(Records from a data collection)
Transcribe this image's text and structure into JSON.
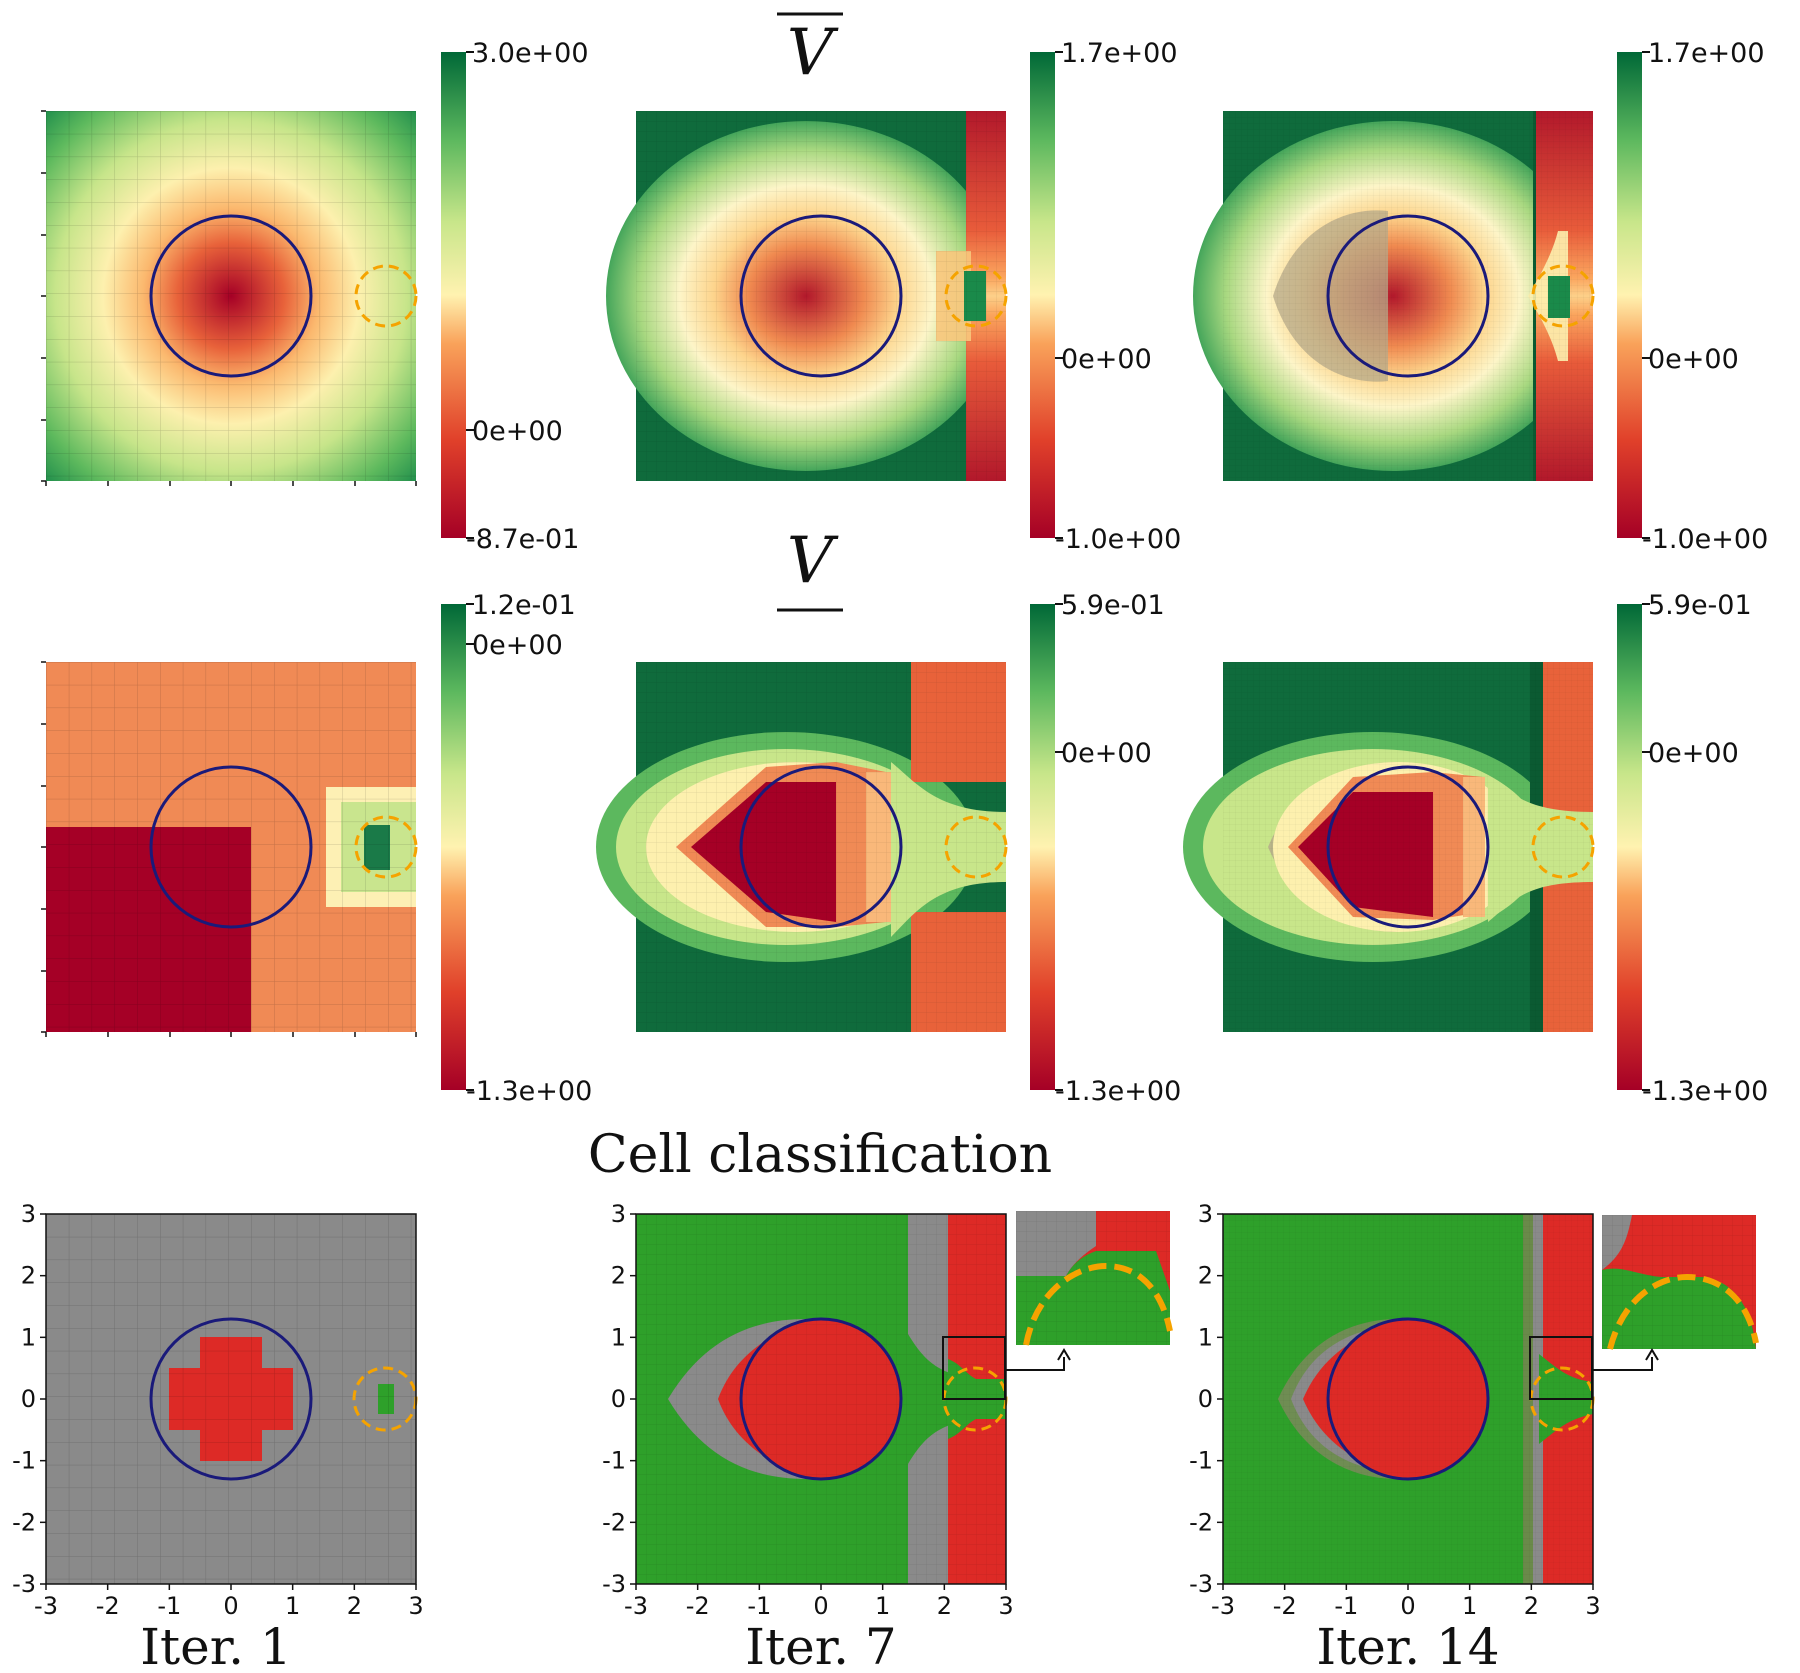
{
  "row_titles": {
    "upper": "V",
    "lower": "V",
    "classification": "Cell classification"
  },
  "columns": [
    {
      "label": "Iter. 1"
    },
    {
      "label": "Iter. 7"
    },
    {
      "label": "Iter. 14"
    }
  ],
  "colors": {
    "circle": "#1a1a7a",
    "target": "#f5a300",
    "class_red": "#dd2a26",
    "class_green": "#2ea02a",
    "class_gray": "#8a8a8a"
  },
  "chart_data": [
    {
      "type": "heatmap",
      "row": "upper",
      "iteration": "Iter. 1",
      "colorbar": {
        "max": "3.0e+00",
        "zero": "0e+00",
        "min": "-8.7e-01"
      }
    },
    {
      "type": "heatmap",
      "row": "upper",
      "iteration": "Iter. 7",
      "colorbar": {
        "max": "1.7e+00",
        "zero": "0e+00",
        "min": "-1.0e+00"
      }
    },
    {
      "type": "heatmap",
      "row": "upper",
      "iteration": "Iter. 14",
      "colorbar": {
        "max": "1.7e+00",
        "zero": "0e+00",
        "min": "-1.0e+00"
      }
    },
    {
      "type": "heatmap",
      "row": "lower",
      "iteration": "Iter. 1",
      "colorbar": {
        "max": "1.2e-01",
        "zero": "0e+00",
        "min": "-1.3e+00"
      }
    },
    {
      "type": "heatmap",
      "row": "lower",
      "iteration": "Iter. 7",
      "colorbar": {
        "max": "5.9e-01",
        "zero": "0e+00",
        "min": "-1.3e+00"
      }
    },
    {
      "type": "heatmap",
      "row": "lower",
      "iteration": "Iter. 14",
      "colorbar": {
        "max": "5.9e-01",
        "zero": "0e+00",
        "min": "-1.3e+00"
      }
    },
    {
      "type": "heatmap",
      "row": "classification",
      "iteration": "Iter. 1",
      "xlim": [
        -3,
        3
      ],
      "ylim": [
        -3,
        3
      ],
      "xticks": [
        "-3",
        "-2",
        "-1",
        "0",
        "1",
        "2",
        "3"
      ],
      "yticks": [
        "-3",
        "-2",
        "-1",
        "0",
        "1",
        "2",
        "3"
      ]
    },
    {
      "type": "heatmap",
      "row": "classification",
      "iteration": "Iter. 7",
      "xlim": [
        -3,
        3
      ],
      "ylim": [
        -3,
        3
      ],
      "xticks": [
        "-3",
        "-2",
        "-1",
        "0",
        "1",
        "2",
        "3"
      ],
      "yticks": [
        "-3",
        "-2",
        "-1",
        "0",
        "1",
        "2",
        "3"
      ]
    },
    {
      "type": "heatmap",
      "row": "classification",
      "iteration": "Iter. 14",
      "xlim": [
        -3,
        3
      ],
      "ylim": [
        -3,
        3
      ],
      "xticks": [
        "-3",
        "-2",
        "-1",
        "0",
        "1",
        "2",
        "3"
      ],
      "yticks": [
        "-3",
        "-2",
        "-1",
        "0",
        "1",
        "2",
        "3"
      ]
    }
  ],
  "shapes": {
    "obstacle": {
      "center": [
        0,
        0
      ],
      "radius": 1.3
    },
    "target": {
      "center": [
        2.5,
        0
      ],
      "radius": 0.55
    }
  }
}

* _Task instructions_
All records above are to be printed exactly, minus the pictures they contain.

* _Reply_
Transcribe this image's text and structure into JSON.
{
  "row_titles": {
    "upper": "V",
    "lower": "V",
    "classification": "Cell classification"
  },
  "columns": [
    {
      "label": "Iter. 1"
    },
    {
      "label": "Iter. 7"
    },
    {
      "label": "Iter. 14"
    }
  ],
  "colors": {
    "circle": "#1a1a7a",
    "target": "#f5a300",
    "class_red": "#dd2a26",
    "class_green": "#2ea02a",
    "class_gray": "#8a8a8a"
  },
  "chart_data": [
    {
      "type": "heatmap",
      "row": "upper",
      "iteration": "Iter. 1",
      "colorbar": {
        "max": "3.0e+00",
        "zero": "0e+00",
        "min": "-8.7e-01"
      }
    },
    {
      "type": "heatmap",
      "row": "upper",
      "iteration": "Iter. 7",
      "colorbar": {
        "max": "1.7e+00",
        "zero": "0e+00",
        "min": "-1.0e+00"
      }
    },
    {
      "type": "heatmap",
      "row": "upper",
      "iteration": "Iter. 14",
      "colorbar": {
        "max": "1.7e+00",
        "zero": "0e+00",
        "min": "-1.0e+00"
      }
    },
    {
      "type": "heatmap",
      "row": "lower",
      "iteration": "Iter. 1",
      "colorbar": {
        "max": "1.2e-01",
        "zero": "0e+00",
        "min": "-1.3e+00"
      }
    },
    {
      "type": "heatmap",
      "row": "lower",
      "iteration": "Iter. 7",
      "colorbar": {
        "max": "5.9e-01",
        "zero": "0e+00",
        "min": "-1.3e+00"
      }
    },
    {
      "type": "heatmap",
      "row": "lower",
      "iteration": "Iter. 14",
      "colorbar": {
        "max": "5.9e-01",
        "zero": "0e+00",
        "min": "-1.3e+00"
      }
    },
    {
      "type": "heatmap",
      "row": "classification",
      "iteration": "Iter. 1",
      "xlim": [
        -3,
        3
      ],
      "ylim": [
        -3,
        3
      ],
      "xticks": [
        "-3",
        "-2",
        "-1",
        "0",
        "1",
        "2",
        "3"
      ],
      "yticks": [
        "-3",
        "-2",
        "-1",
        "0",
        "1",
        "2",
        "3"
      ]
    },
    {
      "type": "heatmap",
      "row": "classification",
      "iteration": "Iter. 7",
      "xlim": [
        -3,
        3
      ],
      "ylim": [
        -3,
        3
      ],
      "xticks": [
        "-3",
        "-2",
        "-1",
        "0",
        "1",
        "2",
        "3"
      ],
      "yticks": [
        "-3",
        "-2",
        "-1",
        "0",
        "1",
        "2",
        "3"
      ]
    },
    {
      "type": "heatmap",
      "row": "classification",
      "iteration": "Iter. 14",
      "xlim": [
        -3,
        3
      ],
      "ylim": [
        -3,
        3
      ],
      "xticks": [
        "-3",
        "-2",
        "-1",
        "0",
        "1",
        "2",
        "3"
      ],
      "yticks": [
        "-3",
        "-2",
        "-1",
        "0",
        "1",
        "2",
        "3"
      ]
    }
  ],
  "shapes": {
    "obstacle": {
      "center": [
        0,
        0
      ],
      "radius": 1.3
    },
    "target": {
      "center": [
        2.5,
        0
      ],
      "radius": 0.55
    }
  }
}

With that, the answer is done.